Saved entries

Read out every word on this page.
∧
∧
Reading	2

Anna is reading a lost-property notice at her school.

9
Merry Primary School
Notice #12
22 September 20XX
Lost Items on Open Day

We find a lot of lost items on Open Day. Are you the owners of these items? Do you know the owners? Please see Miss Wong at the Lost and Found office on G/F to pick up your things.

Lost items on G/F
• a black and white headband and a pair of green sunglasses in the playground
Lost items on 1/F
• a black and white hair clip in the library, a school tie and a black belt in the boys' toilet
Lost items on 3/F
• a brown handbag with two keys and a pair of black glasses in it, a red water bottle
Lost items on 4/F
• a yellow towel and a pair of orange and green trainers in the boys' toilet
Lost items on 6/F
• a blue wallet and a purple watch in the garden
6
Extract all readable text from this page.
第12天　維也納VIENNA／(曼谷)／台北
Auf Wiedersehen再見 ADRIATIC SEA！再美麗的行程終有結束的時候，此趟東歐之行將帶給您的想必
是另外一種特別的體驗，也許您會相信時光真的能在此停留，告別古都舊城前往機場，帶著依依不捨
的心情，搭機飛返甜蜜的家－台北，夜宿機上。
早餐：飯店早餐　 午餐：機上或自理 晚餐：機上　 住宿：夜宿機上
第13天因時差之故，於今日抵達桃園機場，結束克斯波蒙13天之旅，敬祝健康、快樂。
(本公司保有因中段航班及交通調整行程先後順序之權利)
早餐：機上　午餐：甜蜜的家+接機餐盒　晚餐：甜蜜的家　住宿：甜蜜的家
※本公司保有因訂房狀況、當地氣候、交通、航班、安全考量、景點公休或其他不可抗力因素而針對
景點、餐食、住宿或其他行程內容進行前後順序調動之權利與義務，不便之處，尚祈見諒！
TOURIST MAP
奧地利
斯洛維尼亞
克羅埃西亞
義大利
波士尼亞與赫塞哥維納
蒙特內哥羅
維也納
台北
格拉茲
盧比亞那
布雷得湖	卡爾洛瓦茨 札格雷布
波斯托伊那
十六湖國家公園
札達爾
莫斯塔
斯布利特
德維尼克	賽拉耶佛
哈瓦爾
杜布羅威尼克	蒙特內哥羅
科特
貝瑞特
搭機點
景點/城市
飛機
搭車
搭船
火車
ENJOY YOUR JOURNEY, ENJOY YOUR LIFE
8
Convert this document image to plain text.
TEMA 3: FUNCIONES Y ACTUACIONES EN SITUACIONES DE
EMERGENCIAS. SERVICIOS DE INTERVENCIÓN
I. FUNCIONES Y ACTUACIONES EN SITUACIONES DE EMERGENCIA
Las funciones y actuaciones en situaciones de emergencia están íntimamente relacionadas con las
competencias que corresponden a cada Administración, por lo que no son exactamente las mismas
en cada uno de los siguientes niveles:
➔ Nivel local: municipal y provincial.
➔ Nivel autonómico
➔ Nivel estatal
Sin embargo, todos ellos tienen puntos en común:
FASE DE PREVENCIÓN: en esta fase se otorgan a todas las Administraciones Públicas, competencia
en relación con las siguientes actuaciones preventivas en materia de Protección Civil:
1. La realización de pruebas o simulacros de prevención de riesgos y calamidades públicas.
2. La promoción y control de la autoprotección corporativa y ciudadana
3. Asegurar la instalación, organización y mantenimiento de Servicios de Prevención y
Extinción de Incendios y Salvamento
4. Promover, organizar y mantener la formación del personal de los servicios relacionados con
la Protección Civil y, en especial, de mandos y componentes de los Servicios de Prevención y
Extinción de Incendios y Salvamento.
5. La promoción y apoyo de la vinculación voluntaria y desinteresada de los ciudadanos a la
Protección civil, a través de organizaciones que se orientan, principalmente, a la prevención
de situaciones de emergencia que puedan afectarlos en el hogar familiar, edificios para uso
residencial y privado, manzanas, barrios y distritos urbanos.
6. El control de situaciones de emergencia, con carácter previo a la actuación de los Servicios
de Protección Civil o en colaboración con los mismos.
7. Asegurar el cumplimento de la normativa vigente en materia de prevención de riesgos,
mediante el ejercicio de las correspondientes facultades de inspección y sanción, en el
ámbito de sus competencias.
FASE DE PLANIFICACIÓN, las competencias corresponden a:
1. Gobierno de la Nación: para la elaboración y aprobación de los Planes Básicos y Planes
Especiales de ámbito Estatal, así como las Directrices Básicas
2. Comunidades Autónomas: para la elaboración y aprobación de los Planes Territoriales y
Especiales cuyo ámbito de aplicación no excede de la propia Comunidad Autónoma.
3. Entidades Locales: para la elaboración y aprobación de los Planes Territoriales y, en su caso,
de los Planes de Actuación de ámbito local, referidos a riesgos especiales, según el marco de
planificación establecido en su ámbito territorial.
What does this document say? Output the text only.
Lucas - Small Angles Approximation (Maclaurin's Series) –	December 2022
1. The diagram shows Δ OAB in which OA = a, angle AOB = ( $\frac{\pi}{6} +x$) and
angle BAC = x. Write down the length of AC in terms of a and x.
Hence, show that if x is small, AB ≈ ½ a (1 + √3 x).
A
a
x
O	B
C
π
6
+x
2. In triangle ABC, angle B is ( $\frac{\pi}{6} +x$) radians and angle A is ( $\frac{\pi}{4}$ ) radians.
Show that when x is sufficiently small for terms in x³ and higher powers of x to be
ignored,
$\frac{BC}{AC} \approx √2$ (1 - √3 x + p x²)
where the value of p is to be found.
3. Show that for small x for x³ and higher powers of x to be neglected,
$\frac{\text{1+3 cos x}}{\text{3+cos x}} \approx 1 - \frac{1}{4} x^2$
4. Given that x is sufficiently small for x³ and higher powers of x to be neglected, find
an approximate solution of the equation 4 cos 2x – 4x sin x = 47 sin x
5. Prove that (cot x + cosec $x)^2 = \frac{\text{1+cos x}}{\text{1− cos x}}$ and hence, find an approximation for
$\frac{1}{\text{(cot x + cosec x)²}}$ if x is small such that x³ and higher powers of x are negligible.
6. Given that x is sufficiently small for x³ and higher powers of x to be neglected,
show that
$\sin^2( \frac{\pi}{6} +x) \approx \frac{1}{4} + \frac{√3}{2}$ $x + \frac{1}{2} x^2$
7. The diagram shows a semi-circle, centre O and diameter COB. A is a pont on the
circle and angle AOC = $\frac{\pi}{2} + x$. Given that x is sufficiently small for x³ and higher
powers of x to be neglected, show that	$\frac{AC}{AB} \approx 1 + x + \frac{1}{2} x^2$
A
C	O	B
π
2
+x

▶ _Task directions_:
Exactly as they are written, print the entries again.

▶ _Solution for this problem_:
Read out every word on this page.
∧
∧
Reading	2

Anna is reading a lost-property notice at her school.

9
Merry Primary School
Notice #12
22 September 20XX
Lost Items on Open Day

We find a lot of lost items on Open Day. Are you the owners of these items? Do you know the owners? Please see Miss Wong at the Lost and Found office on G/F to pick up your things.

Lost items on G/F
• a black and white headband and a pair of green sunglasses in the playground
Lost items on 1/F
• a black and white hair clip in the library, a school tie and a black belt in the boys' toilet
Lost items on 3/F
• a brown handbag with two keys and a pair of black glasses in it, a red water bottle
Lost items on 4/F
• a yellow towel and a pair of orange and green trainers in the boys' toilet
Lost items on 6/F
• a blue wallet and a purple watch in the garden
6
Extract all readable text from this page.
第12天　維也納VIENNA／(曼谷)／台北
Auf Wiedersehen再見 ADRIATIC SEA！再美麗的行程終有結束的時候，此趟東歐之行將帶給您的想必
是另外一種特別的體驗，也許您會相信時光真的能在此停留，告別古都舊城前往機場，帶著依依不捨
的心情，搭機飛返甜蜜的家－台北，夜宿機上。
早餐：飯店早餐　 午餐：機上或自理 晚餐：機上　 住宿：夜宿機上
第13天因時差之故，於今日抵達桃園機場，結束克斯波蒙13天之旅，敬祝健康、快樂。
(本公司保有因中段航班及交通調整行程先後順序之權利)
早餐：機上　午餐：甜蜜的家+接機餐盒　晚餐：甜蜜的家　住宿：甜蜜的家
※本公司保有因訂房狀況、當地氣候、交通、航班、安全考量、景點公休或其他不可抗力因素而針對
景點、餐食、住宿或其他行程內容進行前後順序調動之權利與義務，不便之處，尚祈見諒！
TOURIST MAP
奧地利
斯洛維尼亞
克羅埃西亞
義大利
波士尼亞與赫塞哥維納
蒙特內哥羅
維也納
台北
格拉茲
盧比亞那
布雷得湖	卡爾洛瓦茨 札格雷布
波斯托伊那
十六湖國家公園
札達爾
莫斯塔
斯布利特
德維尼克	賽拉耶佛
哈瓦爾
杜布羅威尼克	蒙特內哥羅
科特
貝瑞特
搭機點
景點/城市
飛機
搭車
搭船
火車
ENJOY YOUR JOURNEY, ENJOY YOUR LIFE
8
Convert this document image to plain text.
TEMA 3: FUNCIONES Y ACTUACIONES EN SITUACIONES DE
EMERGENCIAS. SERVICIOS DE INTERVENCIÓN
I. FUNCIONES Y ACTUACIONES EN SITUACIONES DE EMERGENCIA
Las funciones y actuaciones en situaciones de emergencia están íntimamente relacionadas con las
competencias que corresponden a cada Administración, por lo que no son exactamente las mismas
en cada uno de los siguientes niveles:
➔ Nivel local: municipal y provincial.
➔ Nivel autonómico
➔ Nivel estatal
Sin embargo, todos ellos tienen puntos en común:
FASE DE PREVENCIÓN: en esta fase se otorgan a todas las Administraciones Públicas, competencia
en relación con las siguientes actuaciones preventivas en materia de Protección Civil:
1. La realización de pruebas o simulacros de prevención de riesgos y calamidades públicas.
2. La promoción y control de la autoprotección corporativa y ciudadana
3. Asegurar la instalación, organización y mantenimiento de Servicios de Prevención y
Extinción de Incendios y Salvamento
4. Promover, organizar y mantener la formación del personal de los servicios relacionados con
la Protección Civil y, en especial, de mandos y componentes de los Servicios de Prevención y
Extinción de Incendios y Salvamento.
5. La promoción y apoyo de la vinculación voluntaria y desinteresada de los ciudadanos a la
Protección civil, a través de organizaciones que se orientan, principalmente, a la prevención
de situaciones de emergencia que puedan afectarlos en el hogar familiar, edificios para uso
residencial y privado, manzanas, barrios y distritos urbanos.
6. El control de situaciones de emergencia, con carácter previo a la actuación de los Servicios
de Protección Civil o en colaboración con los mismos.
7. Asegurar el cumplimento de la normativa vigente en materia de prevención de riesgos,
mediante el ejercicio de las correspondientes facultades de inspección y sanción, en el
ámbito de sus competencias.
FASE DE PLANIFICACIÓN, las competencias corresponden a:
1. Gobierno de la Nación: para la elaboración y aprobación de los Planes Básicos y Planes
Especiales de ámbito Estatal, así como las Directrices Básicas
2. Comunidades Autónomas: para la elaboración y aprobación de los Planes Territoriales y
Especiales cuyo ámbito de aplicación no excede de la propia Comunidad Autónoma.
3. Entidades Locales: para la elaboración y aprobación de los Planes Territoriales y, en su caso,
de los Planes de Actuación de ámbito local, referidos a riesgos especiales, según el marco de
planificación establecido en su ámbito territorial.
What does this document say? Output the text only.
Lucas - Small Angles Approximation (Maclaurin's Series) –	December 2022
1. The diagram shows Δ OAB in which OA = a, angle AOB = ( $\frac{\pi}{6} +x$) and
angle BAC = x. Write down the length of AC in terms of a and x.
Hence, show that if x is small, AB ≈ ½ a (1 + √3 x).
A
a
x
O	B
C
π
6
+x
2. In triangle ABC, angle B is ( $\frac{\pi}{6} +x$) radians and angle A is ( $\frac{\pi}{4}$ ) radians.
Show that when x is sufficiently small for terms in x³ and higher powers of x to be
ignored,
$\frac{BC}{AC} \approx √2$ (1 - √3 x + p x²)
where the value of p is to be found.
3. Show that for small x for x³ and higher powers of x to be neglected,
$\frac{\text{1+3 cos x}}{\text{3+cos x}} \approx 1 - \frac{1}{4} x^2$
4. Given that x is sufficiently small for x³ and higher powers of x to be neglected, find
an approximate solution of the equation 4 cos 2x – 4x sin x = 47 sin x
5. Prove that (cot x + cosec $x)^2 = \frac{\text{1+cos x}}{\text{1− cos x}}$ and hence, find an approximation for
$\frac{1}{\text{(cot x + cosec x)²}}$ if x is small such that x³ and higher powers of x are negligible.
6. Given that x is sufficiently small for x³ and higher powers of x to be neglected,
show that
$\sin^2( \frac{\pi}{6} +x) \approx \frac{1}{4} + \frac{√3}{2}$ $x + \frac{1}{2} x^2$
7. The diagram shows a semi-circle, centre O and diameter COB. A is a pont on the
circle and angle AOC = $\frac{\pi}{2} + x$. Given that x is sufficiently small for x³ and higher
powers of x to be neglected, show that	$\frac{AC}{AB} \approx 1 + x + \frac{1}{2} x^2$
A
C	O	B
π
2
+x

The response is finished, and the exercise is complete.